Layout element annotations

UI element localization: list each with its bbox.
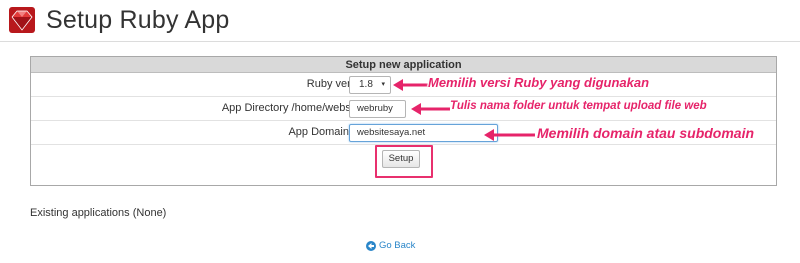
annotation-ruby-version: Memilih versi Ruby yang digunakan bbox=[428, 75, 650, 90]
panel-heading: Setup new application bbox=[31, 57, 776, 73]
page-title: Setup Ruby App bbox=[46, 5, 230, 34]
app-domain-input[interactable]: websitesaya.net bbox=[349, 124, 498, 142]
existing-applications: Existing applications (None) bbox=[30, 207, 167, 219]
annotation-app-directory: Tulis nama folder untuk tempat upload fi… bbox=[450, 100, 707, 112]
annotation-arrow-app-domain bbox=[484, 129, 535, 141]
app-directory-input[interactable]: webruby bbox=[349, 100, 406, 118]
back-arrow-icon bbox=[366, 240, 376, 251]
ruby-version-select[interactable]: 1.8 ▾ bbox=[349, 76, 391, 94]
header-divider bbox=[0, 41, 800, 42]
go-back-link[interactable]: Go Back bbox=[366, 240, 415, 251]
annotation-app-domain: Memilih domain atau subdomain bbox=[537, 125, 755, 141]
annotation-arrow-ruby-version bbox=[393, 79, 428, 91]
ruby-gem-icon bbox=[9, 7, 35, 33]
setup-button-highlight bbox=[375, 145, 433, 178]
chevron-down-icon: ▾ bbox=[381, 81, 385, 88]
page-header: Setup Ruby App bbox=[8, 5, 230, 35]
go-back-label: Go Back bbox=[379, 240, 416, 251]
ruby-version-value: 1.8 bbox=[359, 79, 373, 90]
annotation-arrow-app-directory bbox=[411, 103, 450, 115]
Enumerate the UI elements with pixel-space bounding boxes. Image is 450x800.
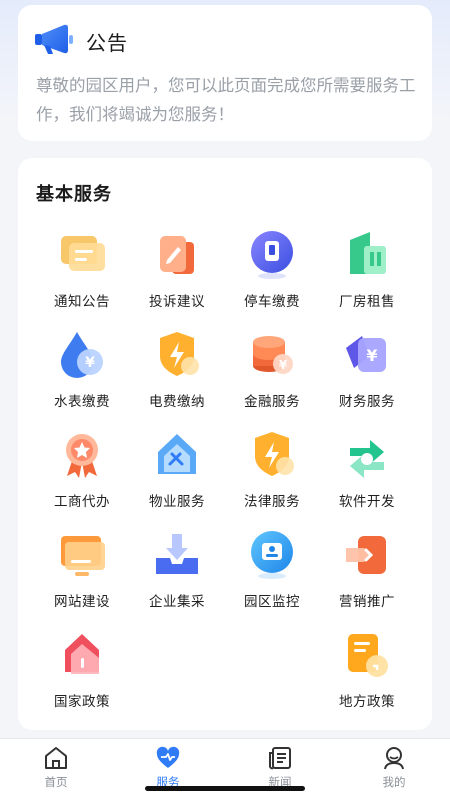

• [PROBLEM DETAILS]
How many of the lines above contain the string "page", with case counting? Reply with the number alone.

• [EXERCISE RESULT]
2